• [WRITTEN TASK]:
Tally the lines of the listing that contain the string "ylabel". Give the number and nothing else.

==== WORKING DATA ====

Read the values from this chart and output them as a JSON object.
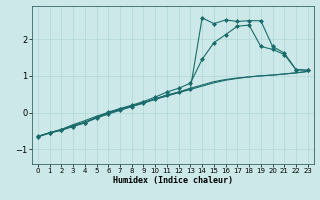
{
  "xlabel": "Humidex (Indice chaleur)",
  "background_color": "#cce8e8",
  "grid_color": "#aad4d4",
  "line_color": "#1a6b6b",
  "xlim": [
    -0.5,
    23.5
  ],
  "ylim": [
    -1.4,
    2.9
  ],
  "xticks": [
    0,
    1,
    2,
    3,
    4,
    5,
    6,
    7,
    8,
    9,
    10,
    11,
    12,
    13,
    14,
    15,
    16,
    17,
    18,
    19,
    20,
    21,
    22,
    23
  ],
  "yticks": [
    -1,
    0,
    1,
    2
  ],
  "series": [
    {
      "x": [
        0,
        1,
        2,
        3,
        4,
        5,
        6,
        7,
        8,
        9,
        10,
        11,
        12,
        13,
        14,
        15,
        16,
        17,
        18,
        19,
        20,
        21,
        22,
        23
      ],
      "y": [
        -0.65,
        -0.55,
        -0.46,
        -0.33,
        -0.22,
        -0.1,
        0.0,
        0.09,
        0.18,
        0.27,
        0.37,
        0.47,
        0.56,
        0.66,
        0.75,
        0.84,
        0.9,
        0.94,
        0.97,
        1.0,
        1.02,
        1.05,
        1.08,
        1.12
      ],
      "marker": false
    },
    {
      "x": [
        0,
        1,
        2,
        3,
        4,
        5,
        6,
        7,
        8,
        9,
        10,
        11,
        12,
        13,
        14,
        15,
        16,
        17,
        18,
        19,
        20,
        21,
        22,
        23
      ],
      "y": [
        -0.65,
        -0.55,
        -0.46,
        -0.35,
        -0.26,
        -0.13,
        -0.02,
        0.08,
        0.17,
        0.26,
        0.36,
        0.45,
        0.54,
        0.63,
        0.72,
        0.81,
        0.88,
        0.93,
        0.97,
        1.0,
        1.02,
        1.05,
        1.08,
        1.12
      ],
      "marker": false
    },
    {
      "x": [
        0,
        1,
        2,
        3,
        4,
        5,
        6,
        7,
        8,
        9,
        10,
        11,
        12,
        13,
        14,
        15,
        16,
        17,
        18,
        19,
        20,
        21,
        22,
        23
      ],
      "y": [
        -0.65,
        -0.55,
        -0.48,
        -0.37,
        -0.28,
        -0.15,
        -0.04,
        0.06,
        0.16,
        0.26,
        0.37,
        0.48,
        0.55,
        0.65,
        2.58,
        2.42,
        2.52,
        2.48,
        2.5,
        2.5,
        1.8,
        1.62,
        1.17,
        1.15
      ],
      "marker": true
    },
    {
      "x": [
        0,
        1,
        2,
        3,
        4,
        5,
        6,
        7,
        8,
        9,
        10,
        11,
        12,
        13,
        14,
        15,
        16,
        17,
        18,
        19,
        20,
        21,
        22,
        23
      ],
      "y": [
        -0.66,
        -0.56,
        -0.48,
        -0.38,
        -0.28,
        -0.13,
        0.01,
        0.11,
        0.2,
        0.3,
        0.42,
        0.56,
        0.66,
        0.8,
        1.45,
        1.9,
        2.12,
        2.35,
        2.38,
        1.8,
        1.72,
        1.58,
        1.17,
        1.15
      ],
      "marker": true
    }
  ]
}
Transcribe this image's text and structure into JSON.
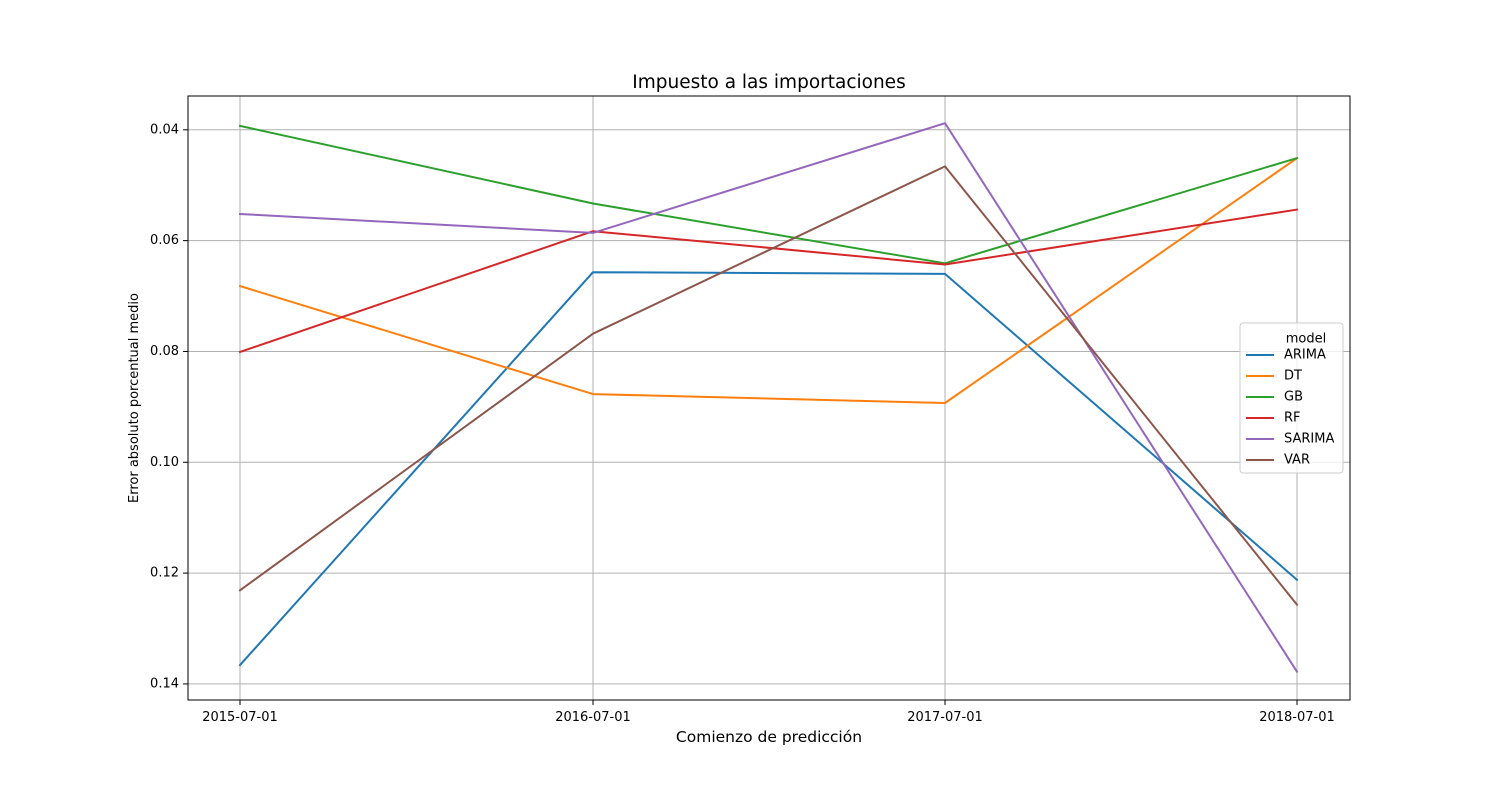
{
  "chart_data": {
    "type": "line",
    "title": "Impuesto a las importaciones",
    "xlabel": "Comienzo de predicción",
    "ylabel": "Error absoluto porcentual medio",
    "categories": [
      "2015-07-01",
      "2016-07-01",
      "2017-07-01",
      "2018-07-01"
    ],
    "y_ticks": [
      "0.04",
      "0.06",
      "0.08",
      "0.10",
      "0.12",
      "0.14"
    ],
    "ylim": [
      0.1429,
      0.0339
    ],
    "y_inverted": true,
    "grid": true,
    "legend_title": "model",
    "legend_position": "center-right",
    "series": [
      {
        "name": "ARIMA",
        "color": "#1f77b4",
        "values": [
          0.1366,
          0.0657,
          0.066,
          0.1212
        ]
      },
      {
        "name": "DT",
        "color": "#ff7f0e",
        "values": [
          0.0682,
          0.0877,
          0.0893,
          0.0451
        ]
      },
      {
        "name": "GB",
        "color": "#2ca02c",
        "values": [
          0.0393,
          0.0533,
          0.0641,
          0.0451
        ]
      },
      {
        "name": "RF",
        "color": "#d62728",
        "values": [
          0.0801,
          0.0583,
          0.0643,
          0.0544
        ]
      },
      {
        "name": "SARIMA",
        "color": "#9467bd",
        "values": [
          0.0552,
          0.0586,
          0.0388,
          0.1378
        ]
      },
      {
        "name": "VAR",
        "color": "#8c564b",
        "values": [
          0.1231,
          0.0768,
          0.0466,
          0.1257
        ]
      }
    ]
  }
}
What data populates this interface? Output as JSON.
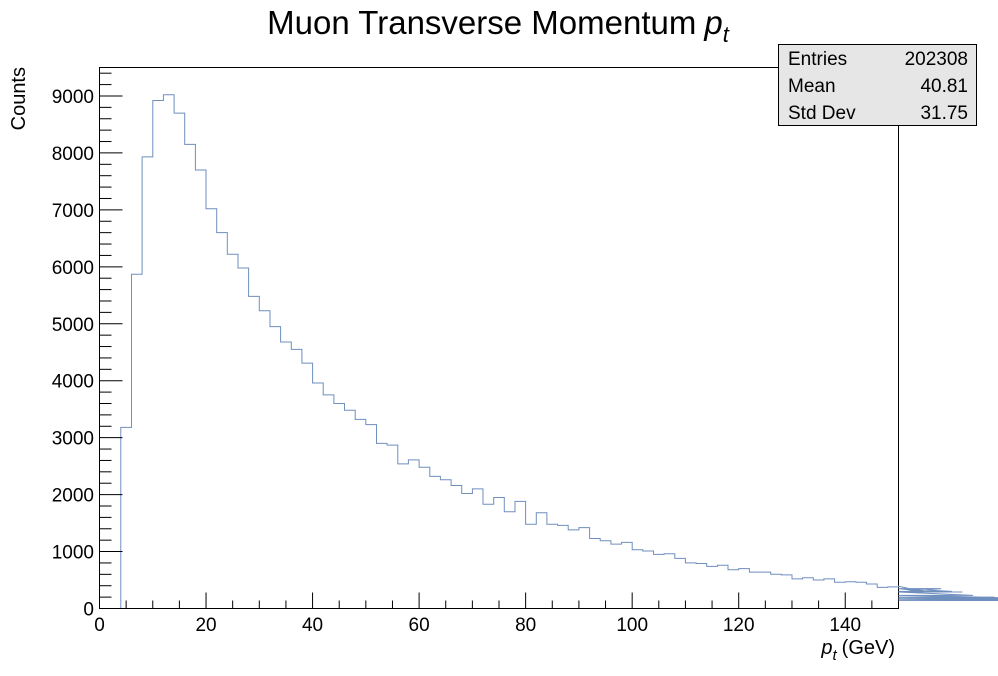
{
  "chart_data": {
    "type": "histogram",
    "title": "Muon Transverse Momentum",
    "title_symbol": "p",
    "title_subscript": "t",
    "xlabel_symbol": "p",
    "xlabel_subscript": "t",
    "xlabel_unit": "(GeV)",
    "ylabel": "Counts",
    "xlim": [
      0,
      150
    ],
    "ylim": [
      0,
      9500
    ],
    "bin_width": 2,
    "bin_start": 2,
    "x_ticks": [
      "0",
      "20",
      "40",
      "60",
      "80",
      "100",
      "120",
      "140"
    ],
    "y_ticks": [
      "0",
      "1000",
      "2000",
      "3000",
      "4000",
      "5000",
      "6000",
      "7000",
      "8000",
      "9000"
    ],
    "line_color": "#6f8fbf",
    "grid": false,
    "legend": "none",
    "values": [
      0,
      3180,
      5870,
      7930,
      8920,
      9020,
      8700,
      8150,
      7700,
      7020,
      6600,
      6220,
      5980,
      5480,
      5230,
      4950,
      4680,
      4550,
      4310,
      3960,
      3750,
      3600,
      3480,
      3320,
      3230,
      2900,
      2870,
      2540,
      2610,
      2480,
      2320,
      2260,
      2160,
      2020,
      2100,
      1830,
      1950,
      1700,
      1880,
      1480,
      1680,
      1480,
      1460,
      1380,
      1420,
      1230,
      1190,
      1130,
      1160,
      1030,
      1010,
      950,
      960,
      880,
      800,
      790,
      740,
      760,
      680,
      700,
      640,
      640,
      600,
      590,
      520,
      540,
      500,
      520,
      460,
      470,
      460,
      430,
      370,
      380,
      390,
      350,
      350,
      290,
      350,
      300,
      290,
      230,
      200,
      200,
      190,
      180,
      170,
      160,
      150,
      140
    ]
  },
  "stats_box": {
    "entries_label": "Entries",
    "entries_value": "202308",
    "mean_label": "Mean",
    "mean_value": "40.81",
    "std_label": "Std Dev",
    "std_value": "31.75"
  }
}
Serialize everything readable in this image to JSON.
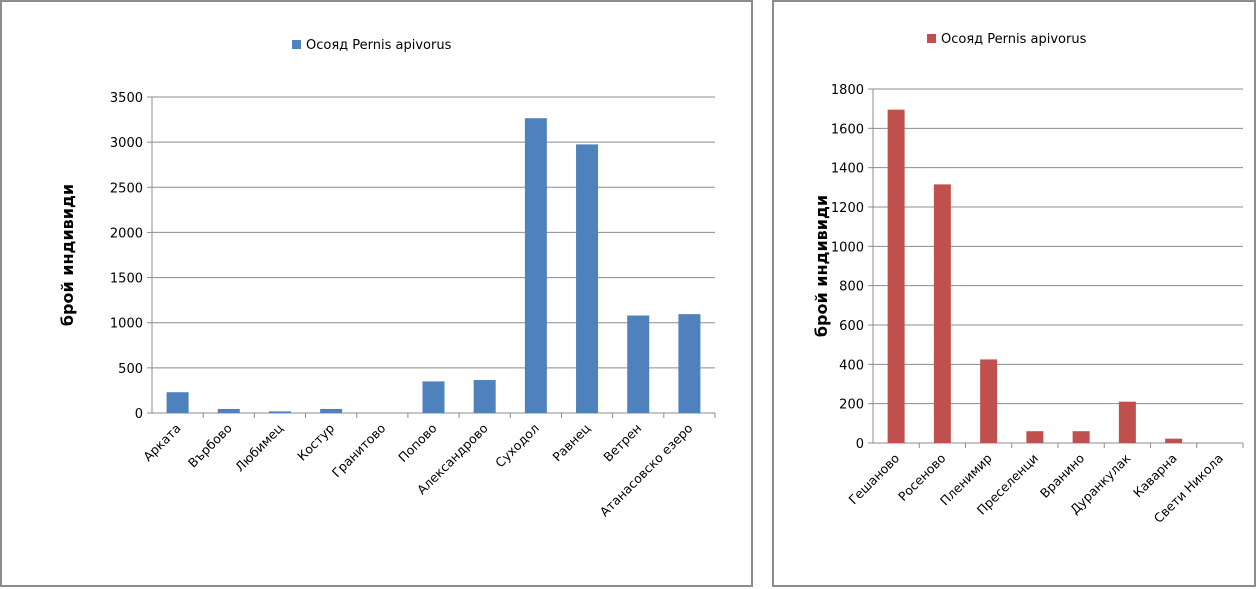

====

• [WRITTEN REPLY]:
2